Task objective: Copy every line from the data below in which the string "documents" can be found.

Task data:
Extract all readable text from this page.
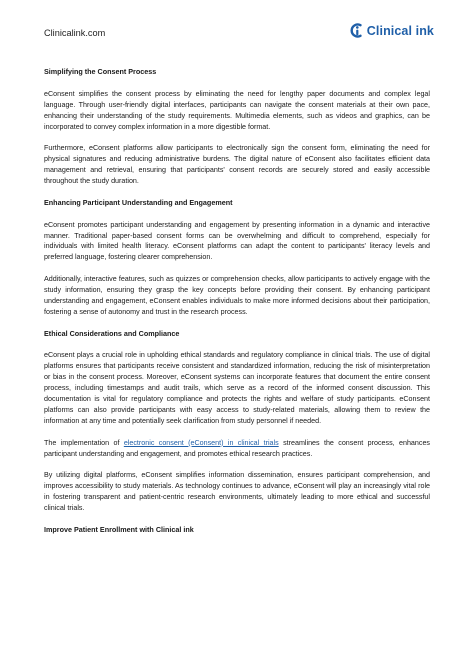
Clinicalink.com	Clinical ink
Simplifying the Consent Process

eConsent simplifies the consent process by eliminating the need for lengthy paper documents and complex legal language. Through user-friendly digital interfaces, participants can navigate the consent materials at their own pace, enhancing their understanding of the study requirements. Multimedia elements, such as videos and graphics, can be incorporated to convey complex information in a more digestible format.

Furthermore, eConsent platforms allow participants to electronically sign the consent form, eliminating the need for physical signatures and reducing administrative burdens. The digital nature of eConsent also facilitates efficient data management and retrieval, ensuring that participants' consent records are securely stored and easily accessible throughout the study duration.

Enhancing Participant Understanding and Engagement

eConsent promotes participant understanding and engagement by presenting information in a dynamic and interactive manner. Traditional paper-based consent forms can be overwhelming and difficult to comprehend, especially for individuals with limited health literacy. eConsent platforms can adapt the content to participants' literacy levels and preferred language, fostering clearer comprehension.

Additionally, interactive features, such as quizzes or comprehension checks, allow participants to actively engage with the study information, ensuring they grasp the key concepts before providing their consent. By enhancing participant understanding and engagement, eConsent enables individuals to make more informed decisions about their participation, fostering a sense of autonomy and trust in the research process.

Ethical Considerations and Compliance

eConsent plays a crucial role in upholding ethical standards and regulatory compliance in clinical trials. The use of digital platforms ensures that participants receive consistent and standardized information, reducing the risk of misinterpretation or bias in the consent process. Moreover, eConsent systems can incorporate features that document the entire consent process, including timestamps and audit trails, which serve as a record of the informed consent discussion. This documentation is vital for regulatory compliance and protects the rights and welfare of study participants. eConsent platforms can also provide participants with easy access to study-related materials, allowing them to review the information at any time and potentially seek clarification from study personnel if needed.

The implementation of electronic consent (eConsent) in clinical trials streamlines the consent process, enhances participant understanding and engagement, and promotes ethical research practices.

By utilizing digital platforms, eConsent simplifies information dissemination, ensures participant comprehension, and improves accessibility to study materials. As technology continues to advance, eConsent will play an increasingly vital role in fostering transparent and patient-centric research environments, ultimately leading to more ethical and successful clinical trials.

Improve Patient Enrollment with Clinical ink
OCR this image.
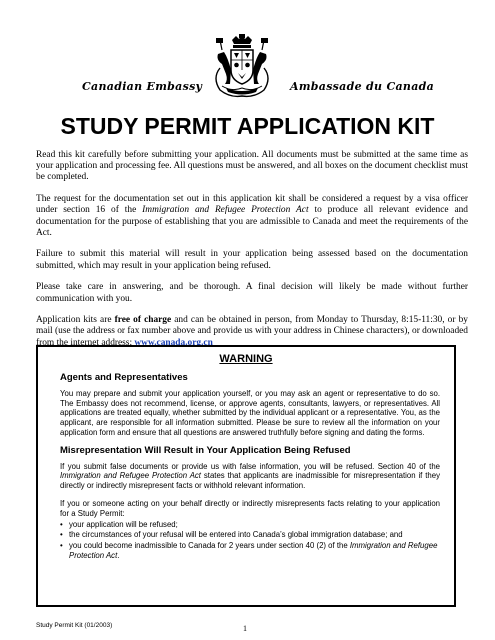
Canadian Embassy	Ambassade du Canada
STUDY PERMIT APPLICATION KIT

Read this kit carefully before submitting your application. All documents must be submitted at the same time as your application and processing fee. All questions must be answered, and all boxes on the document checklist must be completed.

The request for the documentation set out in this application kit shall be considered a request by a visa officer under section 16 of the Immigration and Refugee Protection Act to produce all relevant evidence and documentation for the purpose of establishing that you are admissible to Canada and meet the requirements of the Act.

Failure to submit this material will result in your application being assessed based on the documentation submitted, which may result in your application being refused.

Please take care in answering, and be thorough. A final decision will likely be made without further communication with you.

Application kits are free of charge and can be obtained in person, from Monday to Thursday, 8:15-11:30, or by mail (use the address or fax number above and provide us with your address in Chinese characters), or downloaded from the internet address: www.canada.org.cn

WARNING
Agents and Representatives

You may prepare and submit your application yourself, or you may ask an agent or representative to do so. The Embassy does not recommend, license, or approve agents, consultants, lawyers, or representatives. All applications are treated equally, whether submitted by the individual applicant or a representative. You, as the applicant, are responsible for all information submitted. Please be sure to review all the information on your application form and ensure that all questions are answered truthfully before signing and dating the forms.

Misrepresentation Will Result in Your Application Being Refused

If you submit false documents or provide us with false information, you will be refused. Section 40 of the Immigration and Refugee Protection Act states that applicants are inadmissible for misrepresentation if they directly or indirectly misrepresent facts or withhold relevant information.

If you or someone acting on your behalf directly or indirectly misrepresents facts relating to your application for a Study Permit:

• your application will be refused;
• the circumstances of your refusal will be entered into Canada’s global immigration database; and
• you could become inadmissible to Canada for 2 years under section 40 (2) of the Immigration and Refugee Protection Act.
Study Permit Kit (01/2003)	1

Task solution:
eConsent simplifies the consent process by eliminating the need for lengthy paper documents and complex legal language. Through user-friendly digital interfaces, participants can navigate the consent materials at their own pace, enhancing their understanding of the study requirements. Multimedia elements, such as videos and graphics, can be incorporated to convey complex information in a more digestible format.
Read this kit carefully before submitting your application. All documents must be submitted at the same time as your application and processing fee. All questions must be answered, and all boxes on the document checklist must be completed.
If you submit false documents or provide us with false information, you will be refused. Section 40 of the Immigration and Refugee Protection Act states that applicants are inadmissible for misrepresentation if they directly or indirectly misrepresent facts or withhold relevant information.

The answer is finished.